Identify all lines in the data containing the string "Einheit". Copy them out.

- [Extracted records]
>> Begin

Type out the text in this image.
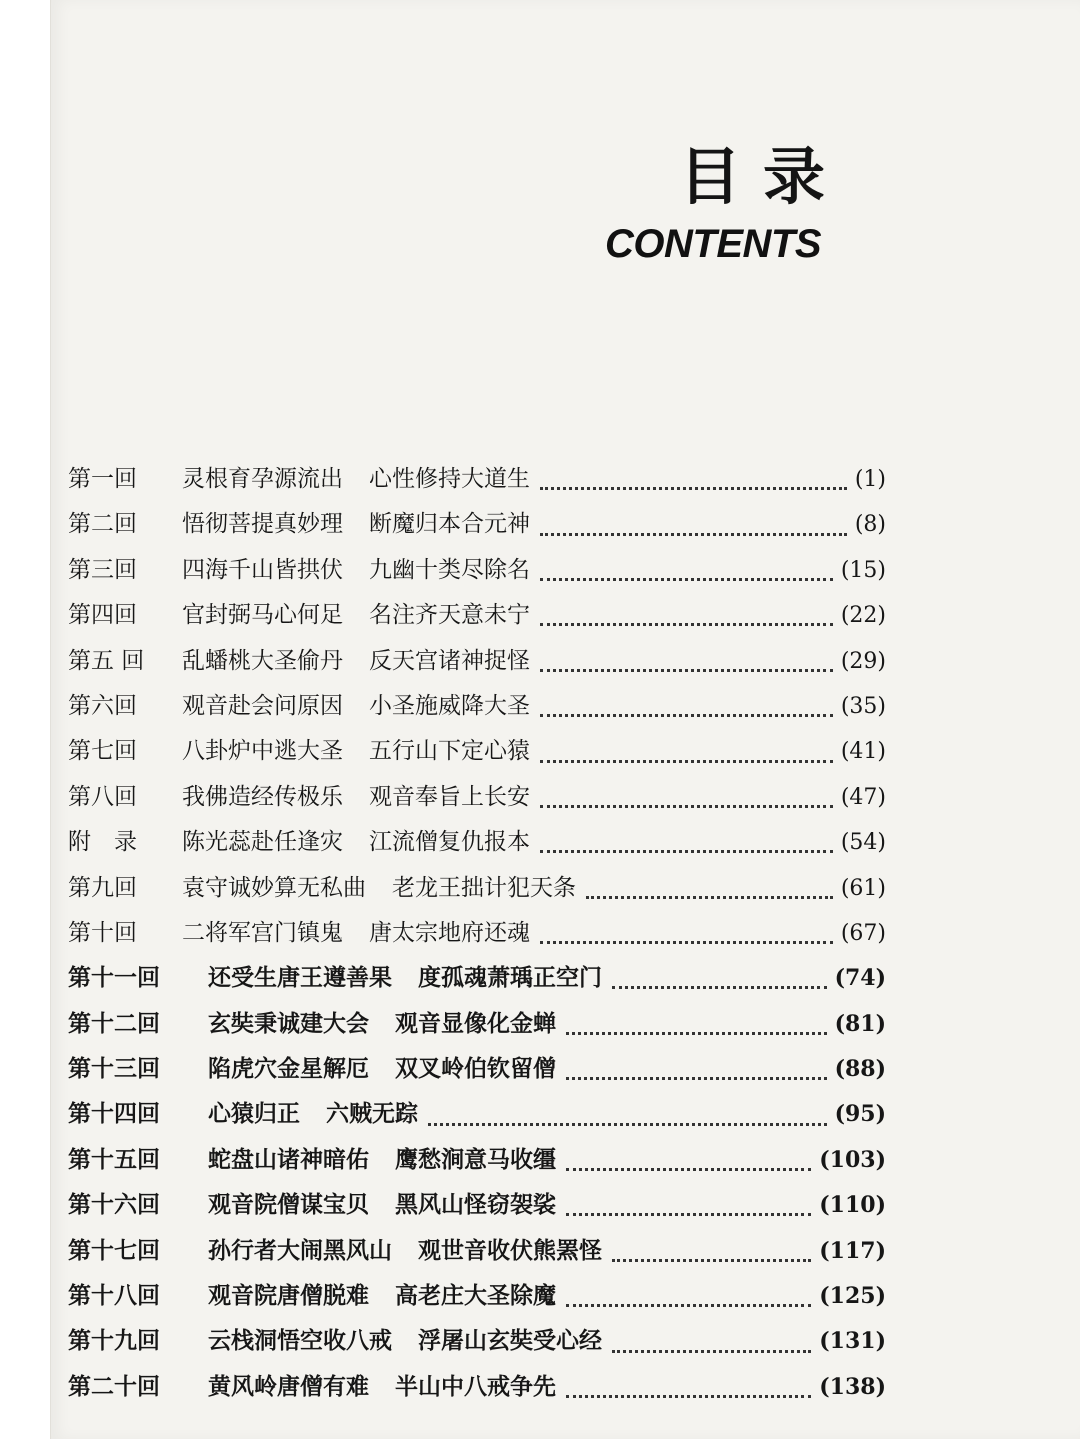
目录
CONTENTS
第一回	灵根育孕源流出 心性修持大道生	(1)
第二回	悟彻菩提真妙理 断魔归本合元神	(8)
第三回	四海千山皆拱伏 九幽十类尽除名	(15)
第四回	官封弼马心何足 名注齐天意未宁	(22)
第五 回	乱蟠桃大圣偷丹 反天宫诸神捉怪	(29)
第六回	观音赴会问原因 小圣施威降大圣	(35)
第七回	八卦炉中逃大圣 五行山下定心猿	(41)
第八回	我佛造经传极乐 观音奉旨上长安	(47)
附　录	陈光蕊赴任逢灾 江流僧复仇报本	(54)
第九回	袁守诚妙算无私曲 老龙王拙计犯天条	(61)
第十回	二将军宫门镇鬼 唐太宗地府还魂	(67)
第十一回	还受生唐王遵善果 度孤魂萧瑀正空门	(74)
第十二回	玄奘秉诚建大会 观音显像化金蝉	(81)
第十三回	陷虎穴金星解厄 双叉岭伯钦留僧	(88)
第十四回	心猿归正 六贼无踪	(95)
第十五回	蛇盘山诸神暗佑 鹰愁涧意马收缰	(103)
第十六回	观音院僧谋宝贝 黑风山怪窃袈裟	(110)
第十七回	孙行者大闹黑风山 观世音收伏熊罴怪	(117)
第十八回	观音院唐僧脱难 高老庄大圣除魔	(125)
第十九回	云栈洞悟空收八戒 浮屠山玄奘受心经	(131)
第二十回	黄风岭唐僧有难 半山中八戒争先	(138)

>> End
>> Begin

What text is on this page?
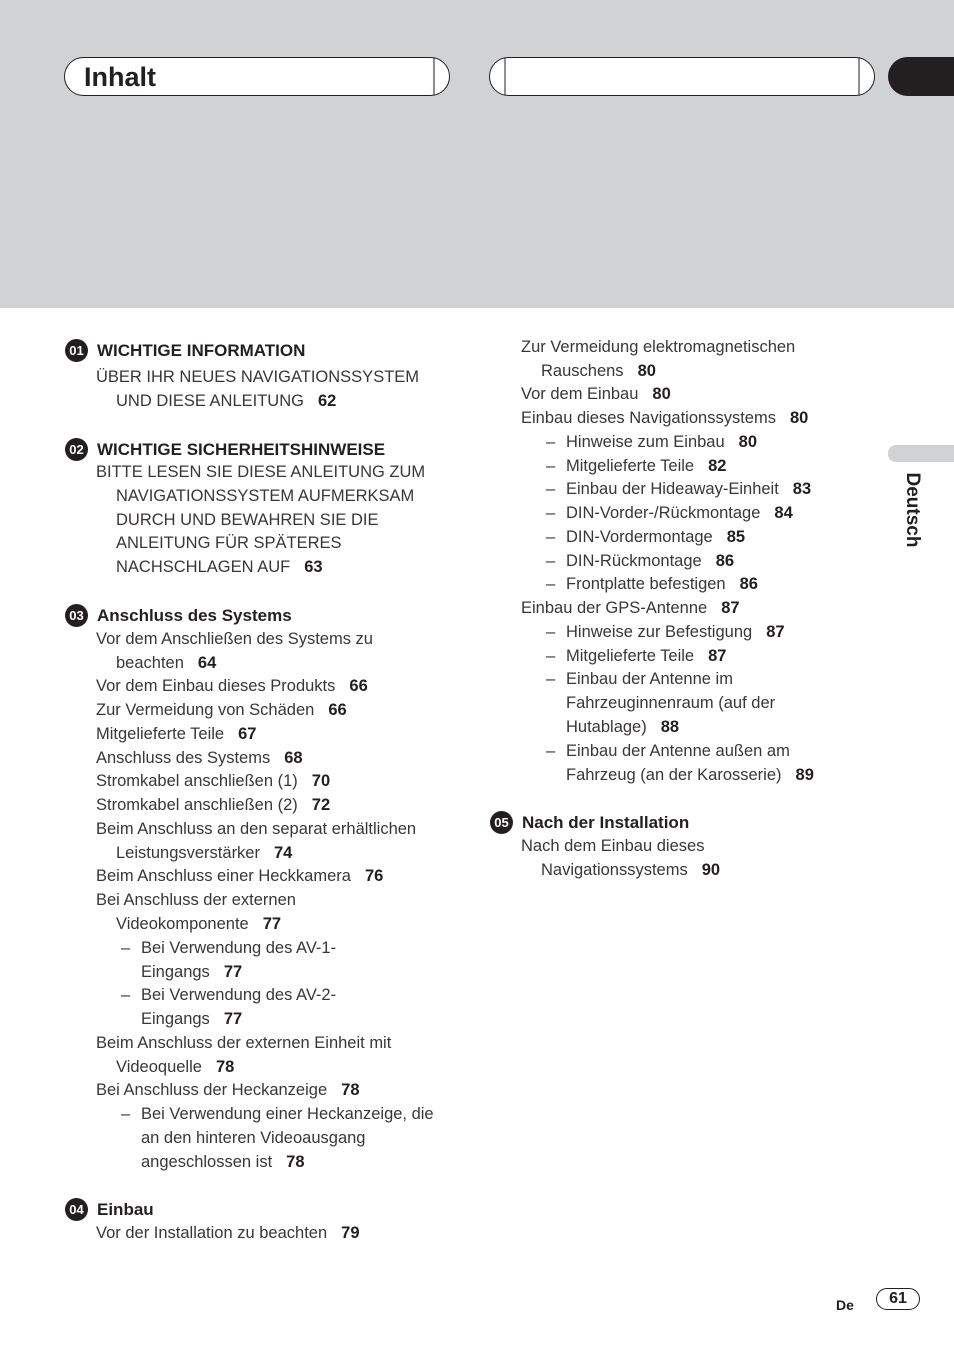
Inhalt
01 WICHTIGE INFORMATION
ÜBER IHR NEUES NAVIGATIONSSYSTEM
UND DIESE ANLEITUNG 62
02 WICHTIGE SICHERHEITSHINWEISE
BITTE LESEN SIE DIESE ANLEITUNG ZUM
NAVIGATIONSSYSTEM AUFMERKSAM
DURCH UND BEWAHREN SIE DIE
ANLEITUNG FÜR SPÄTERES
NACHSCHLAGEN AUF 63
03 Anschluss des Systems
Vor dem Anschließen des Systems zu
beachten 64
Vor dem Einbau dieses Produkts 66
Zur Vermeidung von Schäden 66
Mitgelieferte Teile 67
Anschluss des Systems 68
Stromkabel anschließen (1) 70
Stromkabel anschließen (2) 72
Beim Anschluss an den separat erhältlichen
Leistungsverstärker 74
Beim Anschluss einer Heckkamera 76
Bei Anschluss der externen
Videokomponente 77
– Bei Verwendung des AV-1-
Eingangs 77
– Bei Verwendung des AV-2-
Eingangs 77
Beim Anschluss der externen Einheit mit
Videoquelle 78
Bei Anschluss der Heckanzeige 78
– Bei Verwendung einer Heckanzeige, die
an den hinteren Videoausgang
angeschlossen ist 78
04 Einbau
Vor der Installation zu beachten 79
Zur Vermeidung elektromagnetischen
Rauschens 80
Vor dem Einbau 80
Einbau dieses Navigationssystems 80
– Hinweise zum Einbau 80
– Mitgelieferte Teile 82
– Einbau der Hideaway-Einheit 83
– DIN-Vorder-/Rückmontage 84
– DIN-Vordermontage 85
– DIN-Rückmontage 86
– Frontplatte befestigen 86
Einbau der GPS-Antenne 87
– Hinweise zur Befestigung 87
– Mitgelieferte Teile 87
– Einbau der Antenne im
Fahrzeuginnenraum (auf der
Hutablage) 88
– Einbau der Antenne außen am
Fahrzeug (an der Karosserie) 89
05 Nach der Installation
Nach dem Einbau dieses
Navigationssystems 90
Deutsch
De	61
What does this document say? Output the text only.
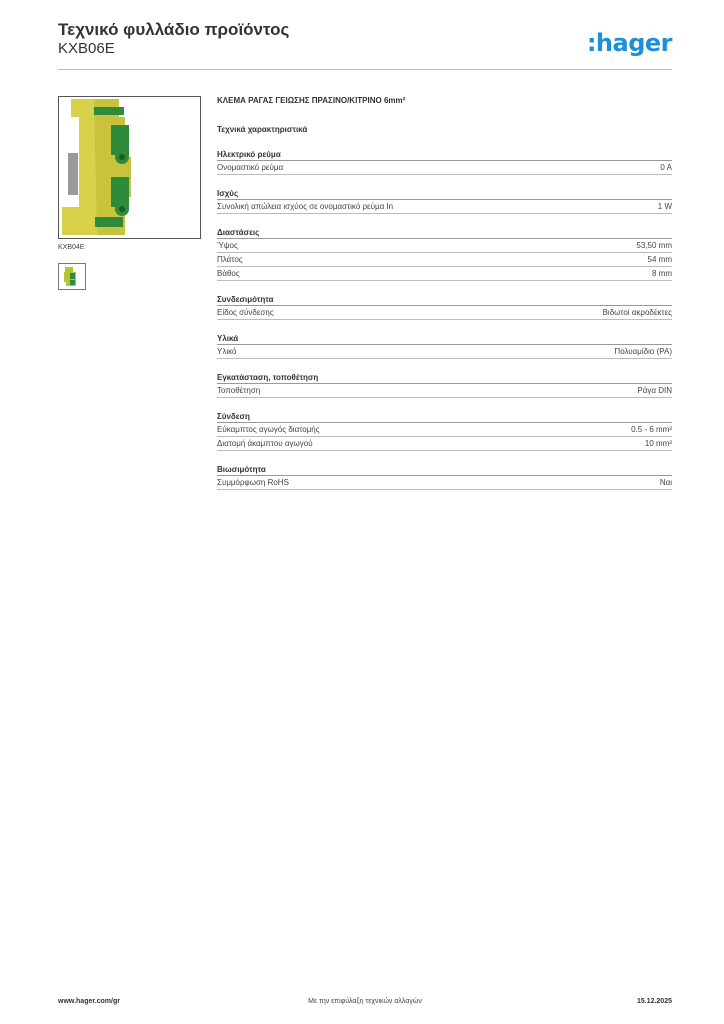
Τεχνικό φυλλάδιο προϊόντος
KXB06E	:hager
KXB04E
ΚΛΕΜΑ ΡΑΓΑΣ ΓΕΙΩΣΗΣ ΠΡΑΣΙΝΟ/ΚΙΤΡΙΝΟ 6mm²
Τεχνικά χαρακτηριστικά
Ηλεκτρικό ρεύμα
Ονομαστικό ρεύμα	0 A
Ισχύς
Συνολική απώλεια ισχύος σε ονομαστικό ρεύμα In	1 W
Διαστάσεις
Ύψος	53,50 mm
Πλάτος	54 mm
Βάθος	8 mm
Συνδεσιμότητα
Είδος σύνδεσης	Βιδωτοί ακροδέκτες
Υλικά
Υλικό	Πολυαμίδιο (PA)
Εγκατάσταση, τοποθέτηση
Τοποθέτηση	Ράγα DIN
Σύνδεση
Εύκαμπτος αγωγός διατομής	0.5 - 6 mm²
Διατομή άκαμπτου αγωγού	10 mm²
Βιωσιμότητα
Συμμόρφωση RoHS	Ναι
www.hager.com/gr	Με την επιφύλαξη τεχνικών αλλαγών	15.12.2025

>> End

- [SOLUTION TO THIS TASK]
Beim Anschluss der externen Einheit mit
– Einbau der Hideaway-Einheit 83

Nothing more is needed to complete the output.